----- Records for processing

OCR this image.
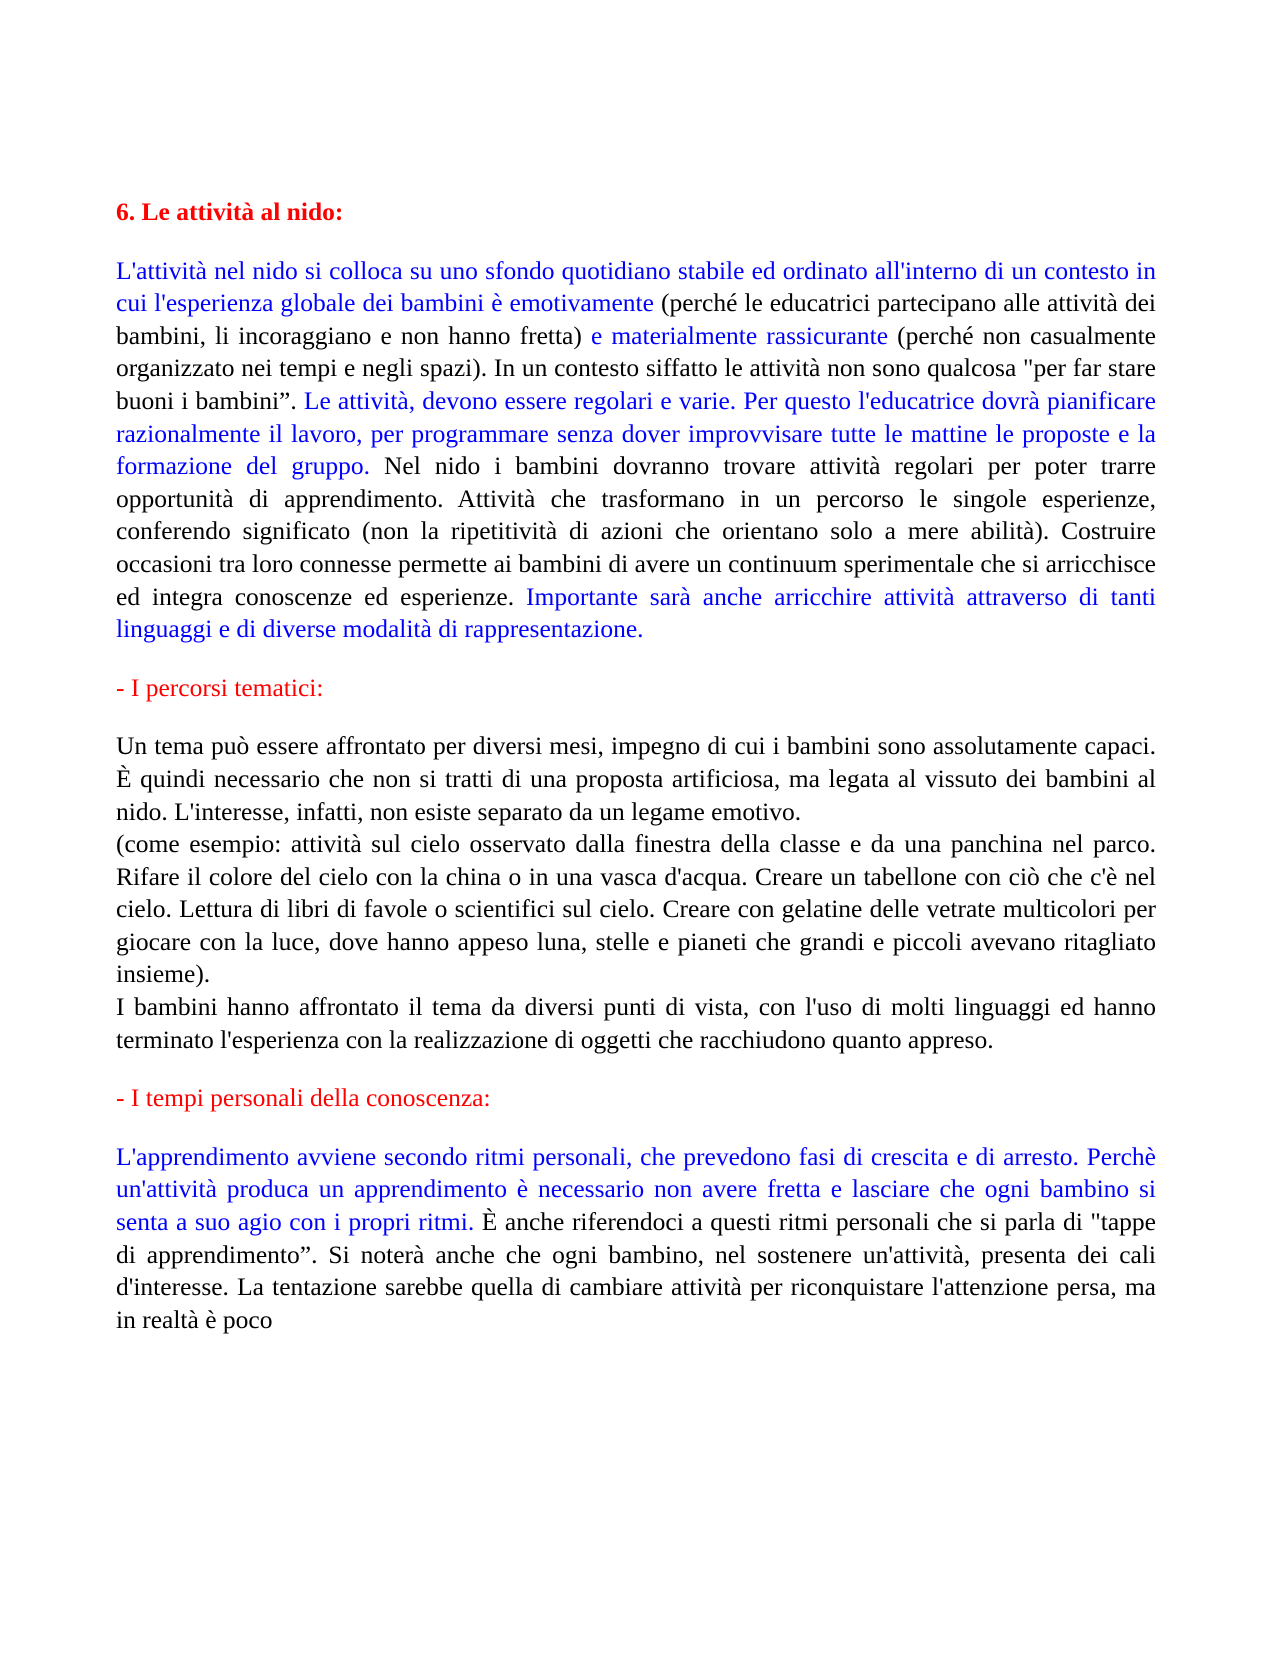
6. Le attività al nido:

L'attività nel nido si colloca su uno sfondo quotidiano stabile ed ordinato all'interno di un contesto in cui l'esperienza globale dei bambini è emotivamente (perché le educatrici partecipano alle attività dei bambini, li incoraggiano e non hanno fretta) e materialmente rassicurante (perché non casualmente organizzato nei tempi e negli spazi). In un contesto siffatto le attività non sono qualcosa "per far stare buoni i bambini”. Le attività, devono essere regolari e varie. Per questo l'educatrice dovrà pianificare razionalmente il lavoro, per programmare senza dover improvvisare tutte le mattine le proposte e la formazione del gruppo. Nel nido i bambini dovranno trovare attività regolari per poter trarre opportunità di apprendimento. Attività che trasformano in un percorso le singole esperienze, conferendo significato (non la ripetitività di azioni che orientano solo a mere abilità). Costruire occasioni tra loro connesse permette ai bambini di avere un continuum sperimentale che si arricchisce ed integra conoscenze ed esperienze. Importante sarà anche arricchire attività attraverso di tanti linguaggi e di diverse modalità di rappresentazione.

- I percorsi tematici:

Un tema può essere affrontato per diversi mesi, impegno di cui i bambini sono assolutamente capaci. È quindi necessario che non si tratti di una proposta artificiosa, ma legata al vissuto dei bambini al nido. L'interesse, infatti, non esiste separato da un legame emotivo.

(come esempio: attività sul cielo osservato dalla finestra della classe e da una panchina nel parco. Rifare il colore del cielo con la china o in una vasca d'acqua. Creare un tabellone con ciò che c'è nel cielo. Lettura di libri di favole o scientifici sul cielo. Creare con gelatine delle vetrate multicolori per giocare con la luce, dove hanno appeso luna, stelle e pianeti che grandi e piccoli avevano ritagliato insieme).

I bambini hanno affrontato il tema da diversi punti di vista, con l'uso di molti linguaggi ed hanno terminato l'esperienza con la realizzazione di oggetti che racchiudono quanto appreso.

- I tempi personali della conoscenza:

L'apprendimento avviene secondo ritmi personali, che prevedono fasi di crescita e di arresto. Perchè un'attività produca un apprendimento è necessario non avere fretta e lasciare che ogni bambino si senta a suo agio con i propri ritmi. È anche riferendoci a questi ritmi personali che si parla di "tappe di apprendimento”. Si noterà anche che ogni bambino, nel sostenere un'attività, presenta dei cali d'interesse. La tentazione sarebbe quella di cambiare attività per riconquistare l'attenzione persa, ma in realtà è poco
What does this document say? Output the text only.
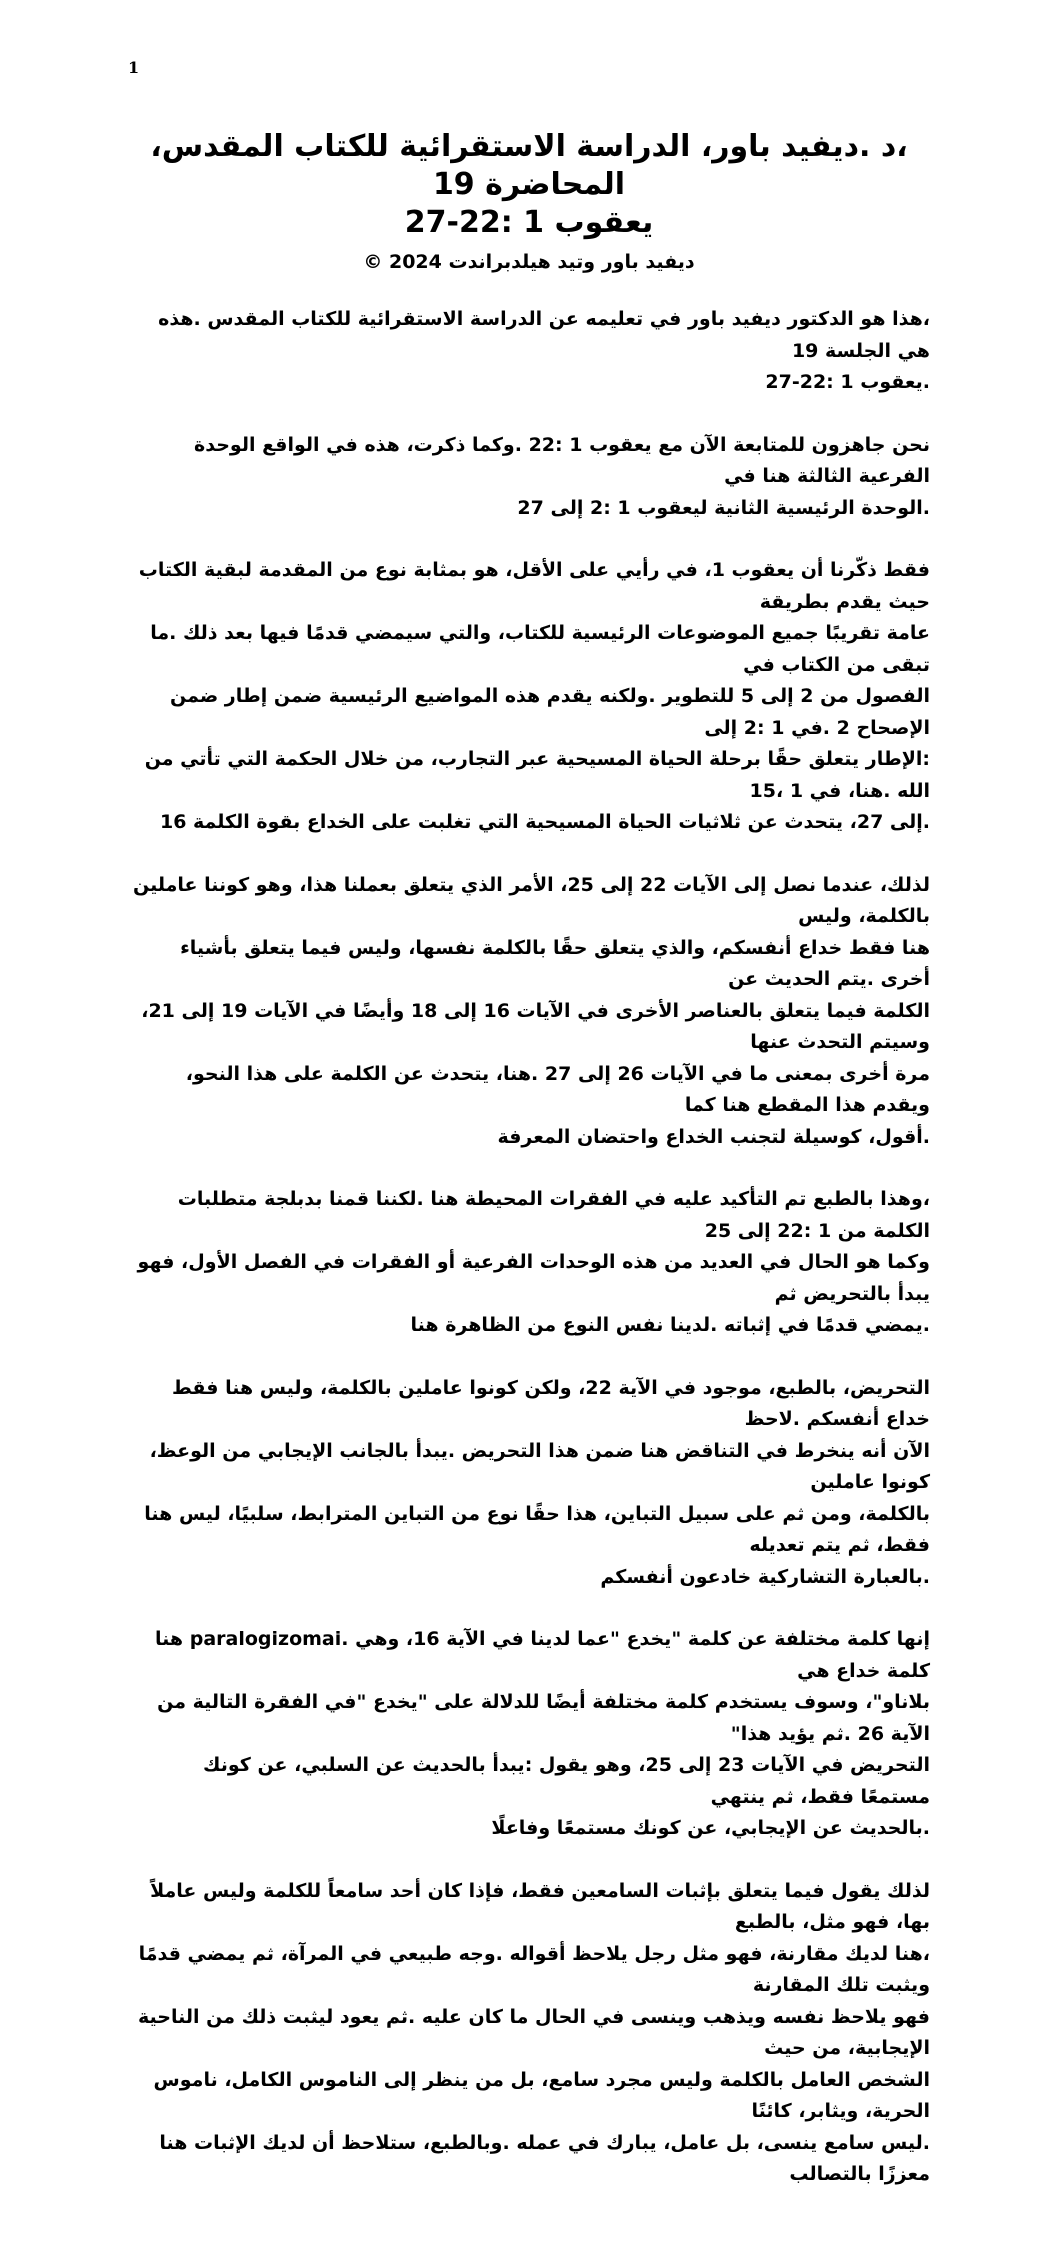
1
،د .ديفيد باور، الدراسة الاستقرائية للكتاب المقدس، المحاضرة 19
يعقوب 1 :22-27
ديفيد باور وتيد هيلدبراندت 2024 ©
،هذا هو الدكتور ديفيد باور في تعليمه عن الدراسة الاستقرائية للكتاب المقدس .هذه هي الجلسة 19
.يعقوب 1 :22-27
نحن جاهزون للمتابعة الآن مع يعقوب 1 :22 .وكما ذكرت، هذه في الواقع الوحدة الفرعية الثالثة هنا في
.الوحدة الرئيسية الثانية ليعقوب 1 :2 إلى 27
فقط ذكّرنا أن يعقوب 1، في رأيي على الأقل، هو بمثابة نوع من المقدمة لبقية الكتاب حيث يقدم بطريقة
عامة تقريبًا جميع الموضوعات الرئيسية للكتاب، والتي سيمضي قدمًا فيها بعد ذلك .ما تبقى من الكتاب في
الفصول من 2 إلى 5 للتطوير .ولكنه يقدم هذه المواضيع الرئيسية ضمن إطار ضمن الإصحاح 2 .في 1 :2 إلى
:الإطار يتعلق حقًا برحلة الحياة المسيحية عبر التجارب، من خلال الحكمة التي تأتي من الله .هنا، في 1 ،15
.إلى 27، يتحدث عن ثلاثيات الحياة المسيحية التي تغلبت على الخداع بقوة الكلمة 16
لذلك، عندما نصل إلى الآيات 22 إلى 25، الأمر الذي يتعلق بعملنا هذا، وهو كوننا عاملين بالكلمة، وليس
هنا فقط خداع أنفسكم، والذي يتعلق حقًا بالكلمة نفسها، وليس فيما يتعلق بأشياء أخرى .يتم الحديث عن
الكلمة فيما يتعلق بالعناصر الأخرى في الآيات 16 إلى 18 وأيضًا في الآيات 19 إلى 21، وسيتم التحدث عنها
مرة أخرى بمعنى ما في الآيات 26 إلى 27 .هنا، يتحدث عن الكلمة على هذا النحو، ويقدم هذا المقطع هنا كما
.أقول، كوسيلة لتجنب الخداع واحتضان المعرفة
،وهذا بالطبع تم التأكيد عليه في الفقرات المحيطة هنا .لكننا قمنا بدبلجة متطلبات الكلمة من 1 :22 إلى 25
وكما هو الحال في العديد من هذه الوحدات الفرعية أو الفقرات في الفصل الأول، فهو يبدأ بالتحريض ثم
.يمضي قدمًا في إثباته .لدينا نفس النوع من الظاهرة هنا
التحريض، بالطبع، موجود في الآية 22، ولكن كونوا عاملين بالكلمة، وليس هنا فقط خداع أنفسكم .لاحظ
الآن أنه ينخرط في التناقض هنا ضمن هذا التحريض .يبدأ بالجانب الإيجابي من الوعظ، كونوا عاملين
بالكلمة، ومن ثم على سبيل التباين، هذا حقًا نوع من التباين المترابط، سلبيًا، ليس هنا فقط، ثم يتم تعديله
.بالعبارة التشاركية خادعون أنفسكم
إنها كلمة مختلفة عن كلمة "يخدع "عما لدينا في الآية 16، وهي .paralogizomai هنا كلمة خداع هي
بلاناو"، وسوف يستخدم كلمة مختلفة أيضًا للدلالة على "يخدع "في الفقرة التالية من الآية 26 .ثم يؤيد هذا"
التحريض في الآيات 23 إلى 25، وهو يقول :يبدأ بالحديث عن السلبي، عن كونك مستمعًا فقط، ثم ينتهي
.بالحديث عن الإيجابي، عن كونك مستمعًا وفاعلًا
لذلك يقول فيما يتعلق بإثبات السامعين فقط، فإذا كان أحد سامعاً للكلمة وليس عاملاً بها، فهو مثل، بالطبع
،هنا لديك مقارنة، فهو مثل رجل يلاحظ أقواله .وجه طبيعي في المرآة، ثم يمضي قدمًا ويثبت تلك المقارنة
فهو يلاحظ نفسه ويذهب وينسى في الحال ما كان عليه .ثم يعود ليثبت ذلك من الناحية الإيجابية، من حيث
الشخص العامل بالكلمة وليس مجرد سامع، بل من ينظر إلى الناموس الكامل، ناموس الحرية، ويثابر، كائنًا
.ليس سامع ينسى، بل عامل، يبارك في عمله .وبالطبع، ستلاحظ أن لديك الإثبات هنا معززًا بالتصالب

----------

*What this task involves*: Count the lines in the entries that hold the word "الآية", and give nothing but the total.

*Answer to the exercise*: 3